Copy out each line exactly; pictures stay out of the copy.

━━━━━━━━━━━━━━━━

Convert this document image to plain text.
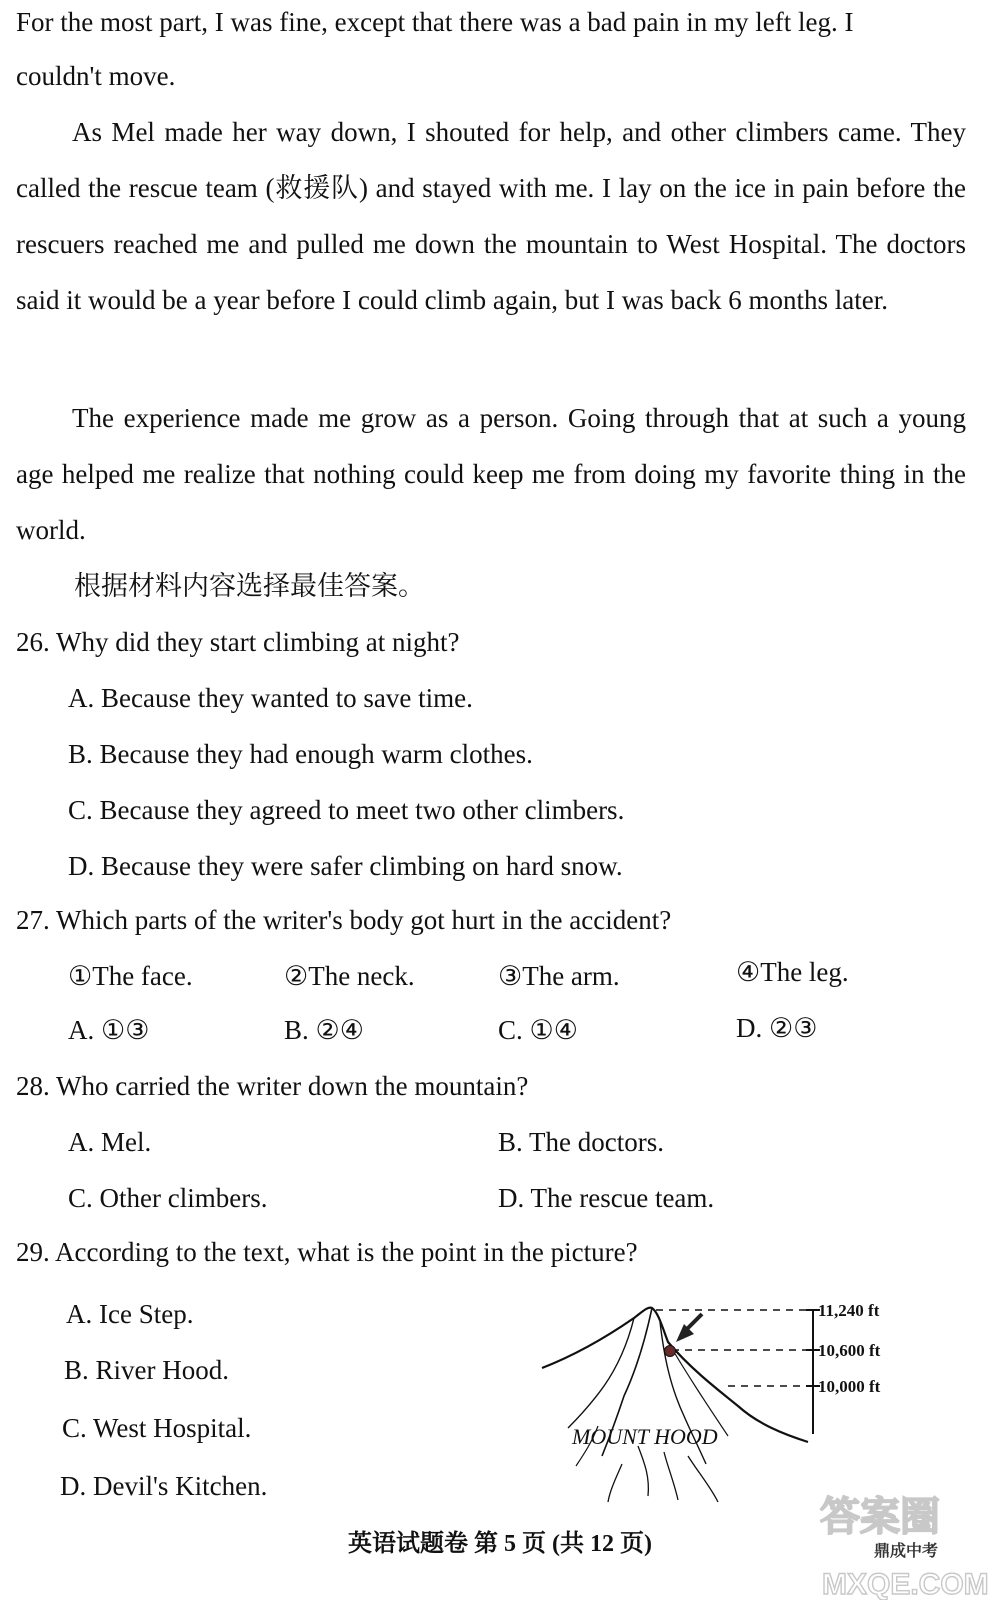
For the most part, I was fine, except that there was a bad pain in my left leg. I
couldn't move.
As Mel made her way down, I shouted for help, and other climbers came. They called the rescue team (救援队) and stayed with me. I lay on the ice in pain before the rescuers reached me and pulled me down the mountain to West Hospital. The doctors said it would be a year before I could climb again, but I was back 6 months later.
The experience made me grow as a person. Going through that at such a young age helped me realize that nothing could keep me from doing my favorite thing in the world.
根据材料内容选择最佳答案。
26. Why did they start climbing at night?
A. Because they wanted to save time.
B. Because they had enough warm clothes.
C. Because they agreed to meet two other climbers.
D. Because they were safer climbing on hard snow.
27. Which parts of the writer's body got hurt in the accident?
①The face.	②The neck.	③The arm.	④The leg.
A. ①③	B. ②④	C. ①④	D. ②③
28. Who carried the writer down the mountain?
A. Mel.	B. The doctors.
C. Other climbers.	D. The rescue team.
29. According to the text, what is the point in the picture?
A. Ice Step.
B. River Hood.
C. West Hospital.
D. Devil's Kitchen.
MOUNT HOOD
11,240 ft
10,600 ft
10,000 ft
答案圈
鼎成中考
MXQE.COM
英语试题卷 第 5 页 (共 12 页)
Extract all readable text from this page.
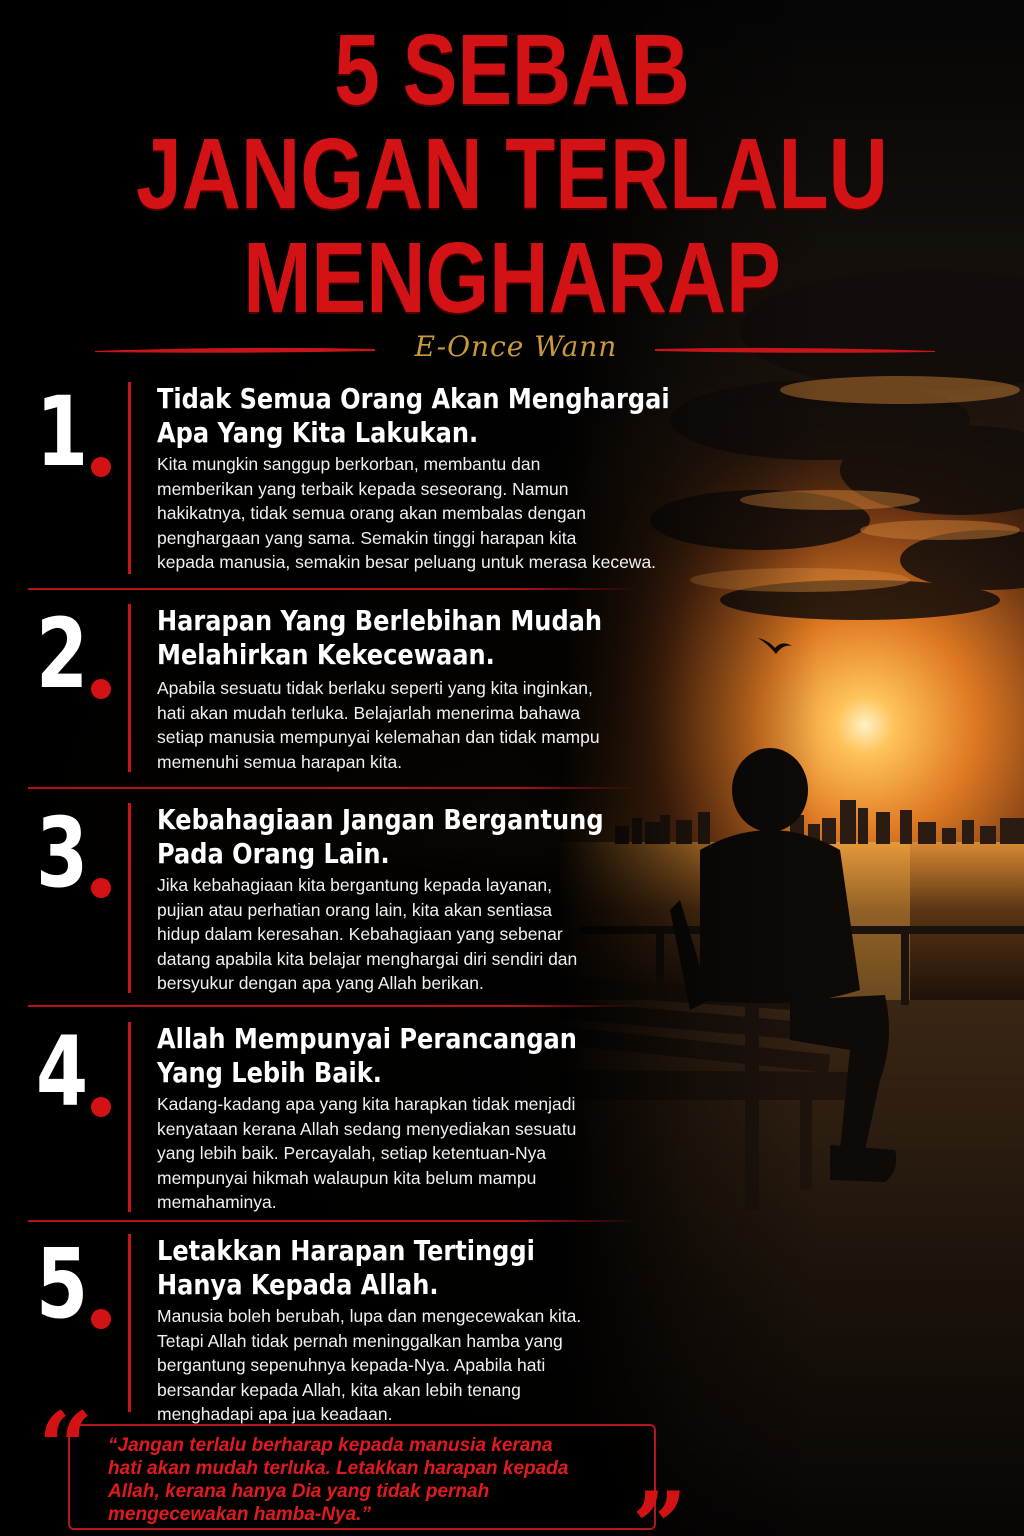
5 SEBAB
JANGAN TERLALU
MENGHARAP
E-Once Wann
1	Tidak Semua Orang Akan Menghargai
Apa Yang Kita Lakukan.
Kita mungkin sanggup berkorban, membantu dan
memberikan yang terbaik kepada seseorang. Namun
hakikatnya, tidak semua orang akan membalas dengan
penghargaan yang sama. Semakin tinggi harapan kita
kepada manusia, semakin besar peluang untuk merasa kecewa.
2	Harapan Yang Berlebihan Mudah
Melahirkan Kekecewaan.
Apabila sesuatu tidak berlaku seperti yang kita inginkan,
hati akan mudah terluka. Belajarlah menerima bahawa
setiap manusia mempunyai kelemahan dan tidak mampu
memenuhi semua harapan kita.
3	Kebahagiaan Jangan Bergantung
Pada Orang Lain.
Jika kebahagiaan kita bergantung kepada layanan,
pujian atau perhatian orang lain, kita akan sentiasa
hidup dalam keresahan. Kebahagiaan yang sebenar
datang apabila kita belajar menghargai diri sendiri dan
bersyukur dengan apa yang Allah berikan.
4	Allah Mempunyai Perancangan
Yang Lebih Baik.
Kadang-kadang apa yang kita harapkan tidak menjadi
kenyataan kerana Allah sedang menyediakan sesuatu
yang lebih baik. Percayalah, setiap ketentuan-Nya
mempunyai hikmah walaupun kita belum mampu
memahaminya.
5	Letakkan Harapan Tertinggi
Hanya Kepada Allah.
Manusia boleh berubah, lupa dan mengecewakan kita.
Tetapi Allah tidak pernah meninggalkan hamba yang
bergantung sepenuhnya kepada-Nya. Apabila hati
bersandar kepada Allah, kita akan lebih tenang
menghadapi apa jua keadaan.
“ “Jangan terlalu berharap kepada manusia kerana
hati akan mudah terluka. Letakkan harapan kepada
Allah, kerana hanya Dia yang tidak pernah
mengecewakan hamba-Nya.”	”
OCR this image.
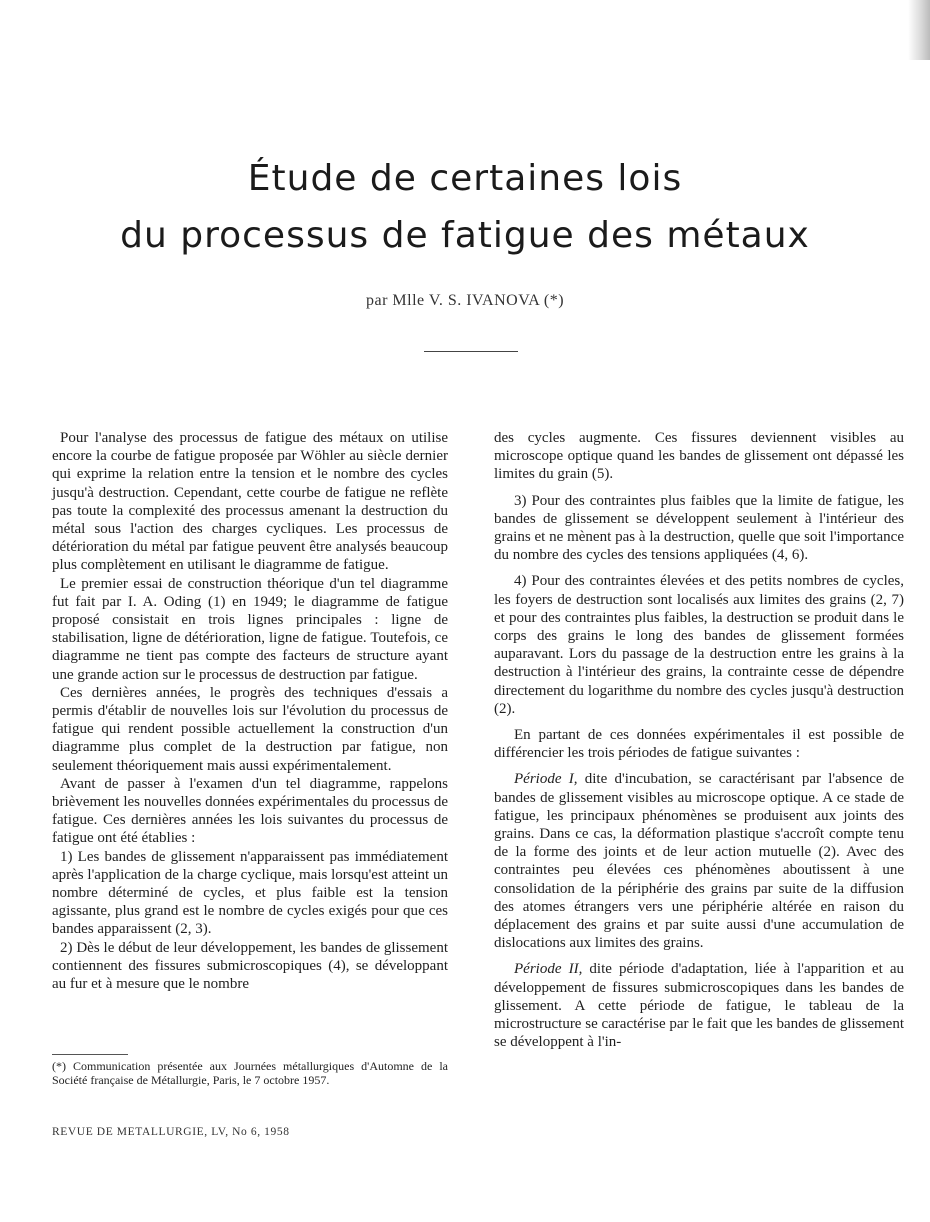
Étude de certaines lois
du processus de fatigue des métaux
par Mlle V. S. IVANOVA (*)

Pour l'analyse des processus de fatigue des métaux on utilise encore la courbe de fatigue proposée par Wöhler au siècle dernier qui exprime la relation entre la tension et le nombre des cycles jusqu'à destruction. Cependant, cette courbe de fatigue ne reflète pas toute la complexité des processus amenant la destruction du métal sous l'action des charges cycliques. Les processus de détérioration du métal par fatigue peuvent être analysés beaucoup plus complètement en utilisant le diagramme de fatigue.

Le premier essai de construction théorique d'un tel diagramme fut fait par I. A. Oding (1) en 1949; le diagramme de fatigue proposé consistait en trois lignes principales : ligne de stabilisation, ligne de détérioration, ligne de fatigue. Toutefois, ce diagramme ne tient pas compte des facteurs de structure ayant une grande action sur le processus de destruction par fatigue.

Ces dernières années, le progrès des techniques d'essais a permis d'établir de nouvelles lois sur l'évolution du processus de fatigue qui rendent possible actuellement la construction d'un diagramme plus complet de la destruction par fatigue, non seulement théoriquement mais aussi expérimentalement.

Avant de passer à l'examen d'un tel diagramme, rappelons brièvement les nouvelles données expérimentales du processus de fatigue. Ces dernières années les lois suivantes du processus de fatigue ont été établies :

1) Les bandes de glissement n'apparaissent pas immédiatement après l'application de la charge cyclique, mais lorsqu'est atteint un nombre déterminé de cycles, et plus faible est la tension agissante, plus grand est le nombre de cycles exigés pour que ces bandes apparaissent (2, 3).

2) Dès le début de leur développement, les bandes de glissement contiennent des fissures submicroscopiques (4), se développant au fur et à mesure que le nombre

des cycles augmente. Ces fissures deviennent visibles au microscope optique quand les bandes de glissement ont dépassé les limites du grain (5).

3) Pour des contraintes plus faibles que la limite de fatigue, les bandes de glissement se développent seulement à l'intérieur des grains et ne mènent pas à la destruction, quelle que soit l'importance du nombre des cycles des tensions appliquées (4, 6).

4) Pour des contraintes élevées et des petits nombres de cycles, les foyers de destruction sont localisés aux limites des grains (2, 7) et pour des contraintes plus faibles, la destruction se produit dans le corps des grains le long des bandes de glissement formées auparavant. Lors du passage de la destruction entre les grains à la destruction à l'intérieur des grains, la contrainte cesse de dépendre directement du logarithme du nombre des cycles jusqu'à destruction (2).

En partant de ces données expérimentales il est possible de différencier les trois périodes de fatigue suivantes :

Période I, dite d'incubation, se caractérisant par l'absence de bandes de glissement visibles au microscope optique. A ce stade de fatigue, les principaux phénomènes se produisent aux joints des grains. Dans ce cas, la déformation plastique s'accroît compte tenu de la forme des joints et de leur action mutuelle (2). Avec des contraintes peu élevées ces phénomènes aboutissent à une consolidation de la périphérie des grains par suite de la diffusion des atomes étrangers vers une périphérie altérée en raison du déplacement des grains et par suite aussi d'une accumulation de dislocations aux limites des grains.

Période II, dite période d'adaptation, liée à l'apparition et au développement de fissures submicroscopiques dans les bandes de glissement. A cette période de fatigue, le tableau de la microstructure se caractérise par le fait que les bandes de glissement se développent à l'in-

(*) Communication présentée aux Journées métallurgiques d'Automne de la Société française de Métallurgie, Paris, le 7 octobre 1957.
REVUE DE METALLURGIE, LV, No 6, 1958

━━━━━━━━━━━━━━━━

### Task answer
Convert this document image to plain text.
For the most part, I was fine, except that there was a bad pain in my left leg. I
couldn't move.
As Mel made her way down, I shouted for help, and other climbers came. They called the rescue team (救援队) and stayed with me. I lay on the ice in pain before the rescuers reached me and pulled me down the mountain to West Hospital. The doctors said it would be a year before I could climb again, but I was back 6 months later.
The experience made me grow as a person. Going through that at such a young age helped me realize that nothing could keep me from doing my favorite thing in the world.
根据材料内容选择最佳答案。
26. Why did they start climbing at night?
A. Because they wanted to save time.
B. Because they had enough warm clothes.
C. Because they agreed to meet two other climbers.
D. Because they were safer climbing on hard snow.
27. Which parts of the writer's body got hurt in the accident?
①The face.	②The neck.	③The arm.	④The leg.
A. ①③	B. ②④	C. ①④	D. ②③
28. Who carried the writer down the mountain?
A. Mel.	B. The doctors.
C. Other climbers.	D. The rescue team.
29. According to the text, what is the point in the picture?
A. Ice Step.
B. River Hood.
C. West Hospital.
D. Devil's Kitchen.
MOUNT HOOD
11,240 ft
10,600 ft
10,000 ft
答案圈
鼎成中考
MXQE.COM
英语试题卷 第 5 页 (共 12 页)
Extract all readable text from this page.
5 SEBAB
JANGAN TERLALU
MENGHARAP
E-Once Wann
1	Tidak Semua Orang Akan Menghargai
Apa Yang Kita Lakukan.
Kita mungkin sanggup berkorban, membantu dan
memberikan yang terbaik kepada seseorang. Namun
hakikatnya, tidak semua orang akan membalas dengan
penghargaan yang sama. Semakin tinggi harapan kita
kepada manusia, semakin besar peluang untuk merasa kecewa.
2	Harapan Yang Berlebihan Mudah
Melahirkan Kekecewaan.
Apabila sesuatu tidak berlaku seperti yang kita inginkan,
hati akan mudah terluka. Belajarlah menerima bahawa
setiap manusia mempunyai kelemahan dan tidak mampu
memenuhi semua harapan kita.
3	Kebahagiaan Jangan Bergantung
Pada Orang Lain.
Jika kebahagiaan kita bergantung kepada layanan,
pujian atau perhatian orang lain, kita akan sentiasa
hidup dalam keresahan. Kebahagiaan yang sebenar
datang apabila kita belajar menghargai diri sendiri dan
bersyukur dengan apa yang Allah berikan.
4	Allah Mempunyai Perancangan
Yang Lebih Baik.
Kadang-kadang apa yang kita harapkan tidak menjadi
kenyataan kerana Allah sedang menyediakan sesuatu
yang lebih baik. Percayalah, setiap ketentuan-Nya
mempunyai hikmah walaupun kita belum mampu
memahaminya.
5	Letakkan Harapan Tertinggi
Hanya Kepada Allah.
Manusia boleh berubah, lupa dan mengecewakan kita.
Tetapi Allah tidak pernah meninggalkan hamba yang
bergantung sepenuhnya kepada-Nya. Apabila hati
bersandar kepada Allah, kita akan lebih tenang
menghadapi apa jua keadaan.
“ “Jangan terlalu berharap kepada manusia kerana
hati akan mudah terluka. Letakkan harapan kepada
Allah, kerana hanya Dia yang tidak pernah
mengecewakan hamba-Nya.”	”
OCR this image.
Étude de certaines lois
du processus de fatigue des métaux
par Mlle V. S. IVANOVA (*)

Pour l'analyse des processus de fatigue des métaux on utilise encore la courbe de fatigue proposée par Wöhler au siècle dernier qui exprime la relation entre la tension et le nombre des cycles jusqu'à destruction. Cependant, cette courbe de fatigue ne reflète pas toute la complexité des processus amenant la destruction du métal sous l'action des charges cycliques. Les processus de détérioration du métal par fatigue peuvent être analysés beaucoup plus complètement en utilisant le diagramme de fatigue.

Le premier essai de construction théorique d'un tel diagramme fut fait par I. A. Oding (1) en 1949; le diagramme de fatigue proposé consistait en trois lignes principales : ligne de stabilisation, ligne de détérioration, ligne de fatigue. Toutefois, ce diagramme ne tient pas compte des facteurs de structure ayant une grande action sur le processus de destruction par fatigue.

Ces dernières années, le progrès des techniques d'essais a permis d'établir de nouvelles lois sur l'évolution du processus de fatigue qui rendent possible actuellement la construction d'un diagramme plus complet de la destruction par fatigue, non seulement théoriquement mais aussi expérimentalement.

Avant de passer à l'examen d'un tel diagramme, rappelons brièvement les nouvelles données expérimentales du processus de fatigue. Ces dernières années les lois suivantes du processus de fatigue ont été établies :

1) Les bandes de glissement n'apparaissent pas immédiatement après l'application de la charge cyclique, mais lorsqu'est atteint un nombre déterminé de cycles, et plus faible est la tension agissante, plus grand est le nombre de cycles exigés pour que ces bandes apparaissent (2, 3).

2) Dès le début de leur développement, les bandes de glissement contiennent des fissures submicroscopiques (4), se développant au fur et à mesure que le nombre

des cycles augmente. Ces fissures deviennent visibles au microscope optique quand les bandes de glissement ont dépassé les limites du grain (5).

3) Pour des contraintes plus faibles que la limite de fatigue, les bandes de glissement se développent seulement à l'intérieur des grains et ne mènent pas à la destruction, quelle que soit l'importance du nombre des cycles des tensions appliquées (4, 6).

4) Pour des contraintes élevées et des petits nombres de cycles, les foyers de destruction sont localisés aux limites des grains (2, 7) et pour des contraintes plus faibles, la destruction se produit dans le corps des grains le long des bandes de glissement formées auparavant. Lors du passage de la destruction entre les grains à la destruction à l'intérieur des grains, la contrainte cesse de dépendre directement du logarithme du nombre des cycles jusqu'à destruction (2).

En partant de ces données expérimentales il est possible de différencier les trois périodes de fatigue suivantes :

Période I, dite d'incubation, se caractérisant par l'absence de bandes de glissement visibles au microscope optique. A ce stade de fatigue, les principaux phénomènes se produisent aux joints des grains. Dans ce cas, la déformation plastique s'accroît compte tenu de la forme des joints et de leur action mutuelle (2). Avec des contraintes peu élevées ces phénomènes aboutissent à une consolidation de la périphérie des grains par suite de la diffusion des atomes étrangers vers une périphérie altérée en raison du déplacement des grains et par suite aussi d'une accumulation de dislocations aux limites des grains.

Période II, dite période d'adaptation, liée à l'apparition et au développement de fissures submicroscopiques dans les bandes de glissement. A cette période de fatigue, le tableau de la microstructure se caractérise par le fait que les bandes de glissement se développent à l'in-

(*) Communication présentée aux Journées métallurgiques d'Automne de la Société française de Métallurgie, Paris, le 7 octobre 1957.
REVUE DE METALLURGIE, LV, No 6, 1958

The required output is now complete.